Dataset records:

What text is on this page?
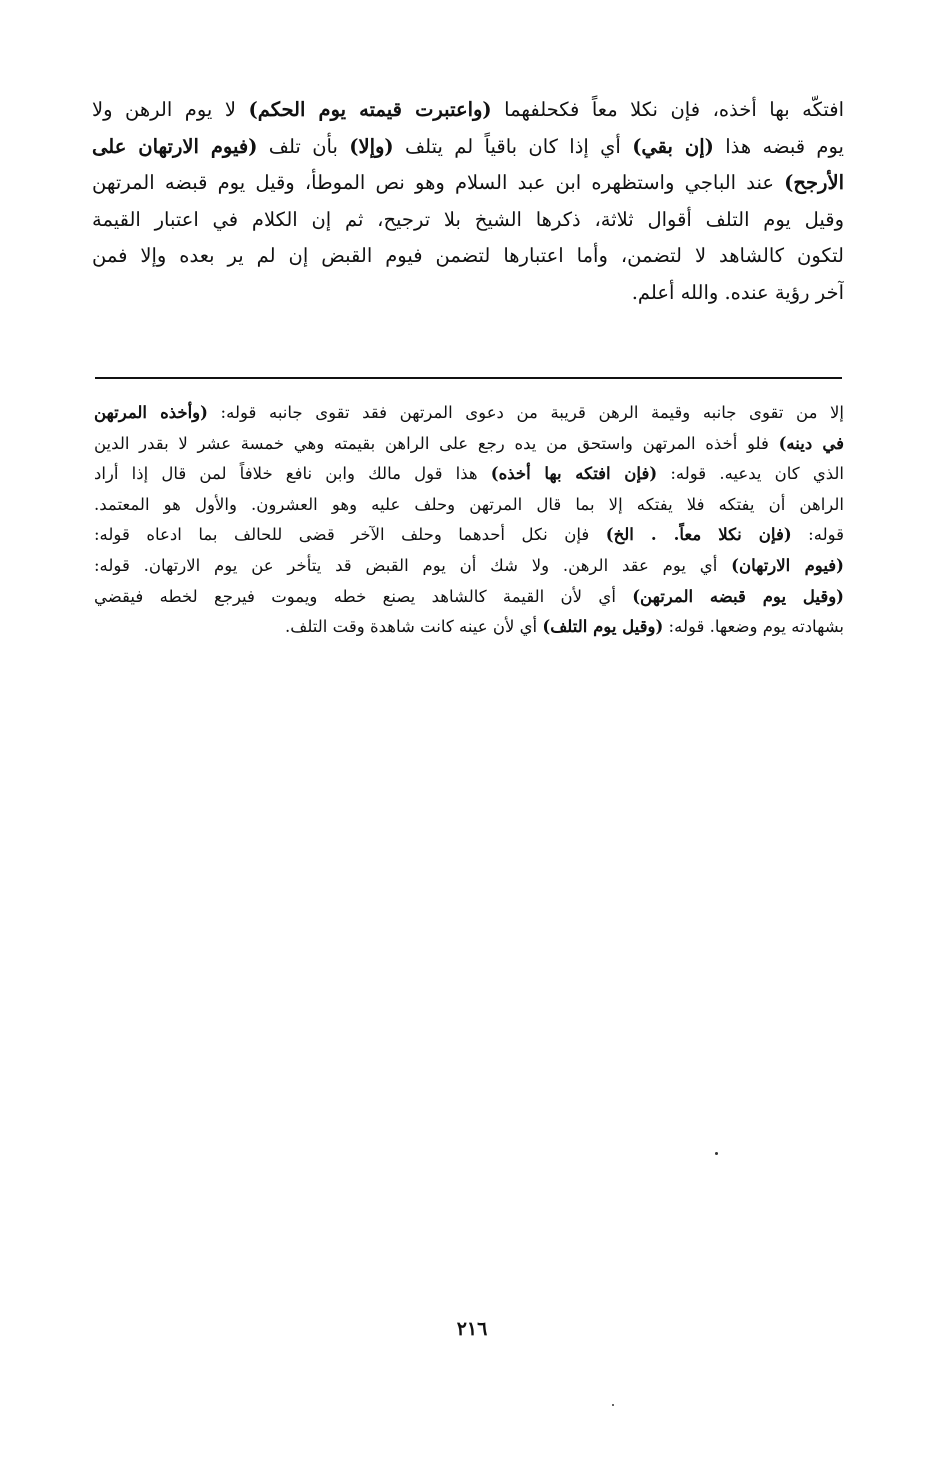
افتكّه بها أخذه، فإن نكلا معاً فكحلفهما (واعتبرت قيمته يوم الحكم) لا يوم الرهن ولا
يوم قبضه هذا (إن بقي) أي إذا كان باقياً لم يتلف (وإلا) بأن تلف (فيوم الارتهان على
الأرجح) عند الباجي واستظهره ابن عبد السلام وهو نص الموطأ، وقيل يوم قبضه المرتهن
وقيل يوم التلف أقوال ثلاثة، ذكرها الشيخ بلا ترجيح، ثم إن الكلام في اعتبار القيمة
لتكون كالشاهد لا لتضمن، وأما اعتبارها لتضمن فيوم القبض إن لم ير بعده وإلا فمن
آخر رؤية عنده. والله أعلم.
إلا من تقوى جانبه وقيمة الرهن قريبة من دعوى المرتهن فقد تقوى جانبه قوله: (وأخذه المرتهن
في دينه) فلو أخذه المرتهن واستحق من يده رجع على الراهن بقيمته وهي خمسة عشر لا بقدر الدين
الذي كان يدعيه. قوله: (فإن افتكه بها أخذه) هذا قول مالك وابن نافع خلافاً لمن قال إذا أراد
الراهن أن يفتكه فلا يفتكه إلا بما قال المرتهن وحلف عليه وهو العشرون. والأول هو المعتمد.
قوله: (فإن نكلا معاً. . الخ) فإن نكل أحدهما وحلف الآخر قضى للحالف بما ادعاه قوله:
(فيوم الارتهان) أي يوم عقد الرهن. ولا شك أن يوم القبض قد يتأخر عن يوم الارتهان. قوله:
(وقيل يوم قبضه المرتهن) أي لأن القيمة كالشاهد يصنع خطه ويموت فيرجع لخطه فيقضي
بشهادته يوم وضعها. قوله: (وقيل يوم التلف) أي لأن عينه كانت شاهدة وقت التلف.
٢١٦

The exercise: Copy each line above containing the string "الراهن".

Solution for this problem:
في دينه) فلو أخذه المرتهن واستحق من يده رجع على الراهن بقيمته وهي خمسة عشر لا بقدر الدين
الراهن أن يفتكه فلا يفتكه إلا بما قال المرتهن وحلف عليه وهو العشرون. والأول هو المعتمد.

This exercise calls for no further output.